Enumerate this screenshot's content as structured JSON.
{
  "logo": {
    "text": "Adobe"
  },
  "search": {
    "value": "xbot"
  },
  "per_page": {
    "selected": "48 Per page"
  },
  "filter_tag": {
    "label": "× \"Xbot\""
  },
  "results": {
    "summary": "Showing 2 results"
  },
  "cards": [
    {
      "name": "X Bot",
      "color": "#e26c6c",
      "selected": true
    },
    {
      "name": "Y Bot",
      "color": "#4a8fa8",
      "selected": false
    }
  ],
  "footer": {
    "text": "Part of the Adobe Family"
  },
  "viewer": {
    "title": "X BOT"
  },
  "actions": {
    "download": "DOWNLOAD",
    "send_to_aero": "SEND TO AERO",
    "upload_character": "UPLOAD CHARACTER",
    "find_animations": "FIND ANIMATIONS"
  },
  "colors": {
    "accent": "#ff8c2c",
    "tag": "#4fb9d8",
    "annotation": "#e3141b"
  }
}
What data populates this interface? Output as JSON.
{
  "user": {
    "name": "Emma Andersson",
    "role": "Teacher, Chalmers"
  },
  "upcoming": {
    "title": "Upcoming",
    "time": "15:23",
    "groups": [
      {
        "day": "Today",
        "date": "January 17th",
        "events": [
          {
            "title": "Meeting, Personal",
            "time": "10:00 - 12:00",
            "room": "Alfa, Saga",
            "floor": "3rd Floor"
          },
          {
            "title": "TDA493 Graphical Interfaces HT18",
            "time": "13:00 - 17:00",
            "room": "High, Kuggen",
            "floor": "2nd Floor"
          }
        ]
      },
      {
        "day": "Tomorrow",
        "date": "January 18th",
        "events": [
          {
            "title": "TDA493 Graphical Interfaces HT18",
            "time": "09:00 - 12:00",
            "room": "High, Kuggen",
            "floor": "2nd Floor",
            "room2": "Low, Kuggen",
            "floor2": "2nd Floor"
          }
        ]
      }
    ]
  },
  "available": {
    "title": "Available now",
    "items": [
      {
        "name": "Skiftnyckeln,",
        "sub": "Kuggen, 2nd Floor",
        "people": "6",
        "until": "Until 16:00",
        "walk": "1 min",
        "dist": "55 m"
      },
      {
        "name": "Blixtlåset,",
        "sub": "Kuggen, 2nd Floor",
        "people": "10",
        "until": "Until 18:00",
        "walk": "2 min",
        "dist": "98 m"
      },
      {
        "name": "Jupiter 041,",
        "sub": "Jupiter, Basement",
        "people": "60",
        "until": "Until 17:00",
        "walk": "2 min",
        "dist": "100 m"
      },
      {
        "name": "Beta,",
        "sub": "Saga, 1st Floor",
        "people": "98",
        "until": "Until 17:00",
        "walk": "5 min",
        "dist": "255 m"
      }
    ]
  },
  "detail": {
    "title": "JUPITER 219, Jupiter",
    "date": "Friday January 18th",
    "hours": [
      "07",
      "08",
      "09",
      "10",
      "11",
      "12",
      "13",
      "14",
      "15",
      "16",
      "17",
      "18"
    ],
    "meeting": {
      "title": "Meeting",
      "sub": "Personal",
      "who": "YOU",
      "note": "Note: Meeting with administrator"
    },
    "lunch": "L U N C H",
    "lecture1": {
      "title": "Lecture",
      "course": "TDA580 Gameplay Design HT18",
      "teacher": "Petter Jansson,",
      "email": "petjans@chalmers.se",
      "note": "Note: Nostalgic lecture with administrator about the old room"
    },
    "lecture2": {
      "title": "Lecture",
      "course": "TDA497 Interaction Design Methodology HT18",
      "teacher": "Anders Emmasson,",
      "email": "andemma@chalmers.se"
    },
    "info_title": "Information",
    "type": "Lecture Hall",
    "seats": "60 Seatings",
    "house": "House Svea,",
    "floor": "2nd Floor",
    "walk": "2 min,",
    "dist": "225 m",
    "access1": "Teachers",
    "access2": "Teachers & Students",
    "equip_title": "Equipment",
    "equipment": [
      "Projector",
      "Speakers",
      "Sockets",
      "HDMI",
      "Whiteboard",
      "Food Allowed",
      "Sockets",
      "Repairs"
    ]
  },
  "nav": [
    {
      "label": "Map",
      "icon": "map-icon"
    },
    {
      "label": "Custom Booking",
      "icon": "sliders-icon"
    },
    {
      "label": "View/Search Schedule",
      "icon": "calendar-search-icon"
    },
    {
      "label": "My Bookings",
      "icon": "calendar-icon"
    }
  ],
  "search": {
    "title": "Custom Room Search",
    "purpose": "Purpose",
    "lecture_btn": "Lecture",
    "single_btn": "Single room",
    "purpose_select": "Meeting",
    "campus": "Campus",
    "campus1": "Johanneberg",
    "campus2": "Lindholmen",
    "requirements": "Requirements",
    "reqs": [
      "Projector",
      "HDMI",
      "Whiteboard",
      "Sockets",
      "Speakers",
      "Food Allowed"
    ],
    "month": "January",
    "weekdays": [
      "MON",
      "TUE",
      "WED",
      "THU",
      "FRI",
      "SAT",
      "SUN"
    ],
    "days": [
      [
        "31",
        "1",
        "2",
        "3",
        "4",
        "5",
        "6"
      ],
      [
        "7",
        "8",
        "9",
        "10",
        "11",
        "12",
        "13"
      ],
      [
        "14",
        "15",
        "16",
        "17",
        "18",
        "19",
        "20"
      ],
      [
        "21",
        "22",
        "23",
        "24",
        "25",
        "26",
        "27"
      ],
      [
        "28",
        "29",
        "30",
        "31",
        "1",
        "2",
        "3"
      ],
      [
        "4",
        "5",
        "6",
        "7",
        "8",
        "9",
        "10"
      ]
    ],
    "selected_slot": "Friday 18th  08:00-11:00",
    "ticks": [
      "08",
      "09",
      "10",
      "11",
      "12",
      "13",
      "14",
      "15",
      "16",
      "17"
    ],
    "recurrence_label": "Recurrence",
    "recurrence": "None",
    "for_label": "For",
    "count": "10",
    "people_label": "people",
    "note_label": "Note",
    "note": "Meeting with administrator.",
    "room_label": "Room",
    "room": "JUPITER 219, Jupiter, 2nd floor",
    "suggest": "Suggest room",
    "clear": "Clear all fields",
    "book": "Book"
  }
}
+++++
Written exercise :: Write out all of the records above exactly as they appear.

Written answer ::
Enumerate this screenshot's content as structured JSON.
{
  "logo": {
    "text": "Adobe"
  },
  "search": {
    "value": "xbot"
  },
  "per_page": {
    "selected": "48 Per page"
  },
  "filter_tag": {
    "label": "× \"Xbot\""
  },
  "results": {
    "summary": "Showing 2 results"
  },
  "cards": [
    {
      "name": "X Bot",
      "color": "#e26c6c",
      "selected": true
    },
    {
      "name": "Y Bot",
      "color": "#4a8fa8",
      "selected": false
    }
  ],
  "footer": {
    "text": "Part of the Adobe Family"
  },
  "viewer": {
    "title": "X BOT"
  },
  "actions": {
    "download": "DOWNLOAD",
    "send_to_aero": "SEND TO AERO",
    "upload_character": "UPLOAD CHARACTER",
    "find_animations": "FIND ANIMATIONS"
  },
  "colors": {
    "accent": "#ff8c2c",
    "tag": "#4fb9d8",
    "annotation": "#e3141b"
  }
}
What data populates this interface? Output as JSON.
{
  "user": {
    "name": "Emma Andersson",
    "role": "Teacher, Chalmers"
  },
  "upcoming": {
    "title": "Upcoming",
    "time": "15:23",
    "groups": [
      {
        "day": "Today",
        "date": "January 17th",
        "events": [
          {
            "title": "Meeting, Personal",
            "time": "10:00 - 12:00",
            "room": "Alfa, Saga",
            "floor": "3rd Floor"
          },
          {
            "title": "TDA493 Graphical Interfaces HT18",
            "time": "13:00 - 17:00",
            "room": "High, Kuggen",
            "floor": "2nd Floor"
          }
        ]
      },
      {
        "day": "Tomorrow",
        "date": "January 18th",
        "events": [
          {
            "title": "TDA493 Graphical Interfaces HT18",
            "time": "09:00 - 12:00",
            "room": "High, Kuggen",
            "floor": "2nd Floor",
            "room2": "Low, Kuggen",
            "floor2": "2nd Floor"
          }
        ]
      }
    ]
  },
  "available": {
    "title": "Available now",
    "items": [
      {
        "name": "Skiftnyckeln,",
        "sub": "Kuggen, 2nd Floor",
        "people": "6",
        "until": "Until 16:00",
        "walk": "1 min",
        "dist": "55 m"
      },
      {
        "name": "Blixtlåset,",
        "sub": "Kuggen, 2nd Floor",
        "people": "10",
        "until": "Until 18:00",
        "walk": "2 min",
        "dist": "98 m"
      },
      {
        "name": "Jupiter 041,",
        "sub": "Jupiter, Basement",
        "people": "60",
        "until": "Until 17:00",
        "walk": "2 min",
        "dist": "100 m"
      },
      {
        "name": "Beta,",
        "sub": "Saga, 1st Floor",
        "people": "98",
        "until": "Until 17:00",
        "walk": "5 min",
        "dist": "255 m"
      }
    ]
  },
  "detail": {
    "title": "JUPITER 219, Jupiter",
    "date": "Friday January 18th",
    "hours": [
      "07",
      "08",
      "09",
      "10",
      "11",
      "12",
      "13",
      "14",
      "15",
      "16",
      "17",
      "18"
    ],
    "meeting": {
      "title": "Meeting",
      "sub": "Personal",
      "who": "YOU",
      "note": "Note: Meeting with administrator"
    },
    "lunch": "L U N C H",
    "lecture1": {
      "title": "Lecture",
      "course": "TDA580 Gameplay Design HT18",
      "teacher": "Petter Jansson,",
      "email": "petjans@chalmers.se",
      "note": "Note: Nostalgic lecture with administrator about the old room"
    },
    "lecture2": {
      "title": "Lecture",
      "course": "TDA497 Interaction Design Methodology HT18",
      "teacher": "Anders Emmasson,",
      "email": "andemma@chalmers.se"
    },
    "info_title": "Information",
    "type": "Lecture Hall",
    "seats": "60 Seatings",
    "house": "House Svea,",
    "floor": "2nd Floor",
    "walk": "2 min,",
    "dist": "225 m",
    "access1": "Teachers",
    "access2": "Teachers & Students",
    "equip_title": "Equipment",
    "equipment": [
      "Projector",
      "Speakers",
      "Sockets",
      "HDMI",
      "Whiteboard",
      "Food Allowed",
      "Sockets",
      "Repairs"
    ]
  },
  "nav": [
    {
      "label": "Map",
      "icon": "map-icon"
    },
    {
      "label": "Custom Booking",
      "icon": "sliders-icon"
    },
    {
      "label": "View/Search Schedule",
      "icon": "calendar-search-icon"
    },
    {
      "label": "My Bookings",
      "icon": "calendar-icon"
    }
  ],
  "search": {
    "title": "Custom Room Search",
    "purpose": "Purpose",
    "lecture_btn": "Lecture",
    "single_btn": "Single room",
    "purpose_select": "Meeting",
    "campus": "Campus",
    "campus1": "Johanneberg",
    "campus2": "Lindholmen",
    "requirements": "Requirements",
    "reqs": [
      "Projector",
      "HDMI",
      "Whiteboard",
      "Sockets",
      "Speakers",
      "Food Allowed"
    ],
    "month": "January",
    "weekdays": [
      "MON",
      "TUE",
      "WED",
      "THU",
      "FRI",
      "SAT",
      "SUN"
    ],
    "days": [
      [
        "31",
        "1",
        "2",
        "3",
        "4",
        "5",
        "6"
      ],
      [
        "7",
        "8",
        "9",
        "10",
        "11",
        "12",
        "13"
      ],
      [
        "14",
        "15",
        "16",
        "17",
        "18",
        "19",
        "20"
      ],
      [
        "21",
        "22",
        "23",
        "24",
        "25",
        "26",
        "27"
      ],
      [
        "28",
        "29",
        "30",
        "31",
        "1",
        "2",
        "3"
      ],
      [
        "4",
        "5",
        "6",
        "7",
        "8",
        "9",
        "10"
      ]
    ],
    "selected_slot": "Friday 18th  08:00-11:00",
    "ticks": [
      "08",
      "09",
      "10",
      "11",
      "12",
      "13",
      "14",
      "15",
      "16",
      "17"
    ],
    "recurrence_label": "Recurrence",
    "recurrence": "None",
    "for_label": "For",
    "count": "10",
    "people_label": "people",
    "note_label": "Note",
    "note": "Meeting with administrator.",
    "room_label": "Room",
    "room": "JUPITER 219, Jupiter, 2nd floor",
    "suggest": "Suggest room",
    "clear": "Clear all fields",
    "book": "Book"
  }
}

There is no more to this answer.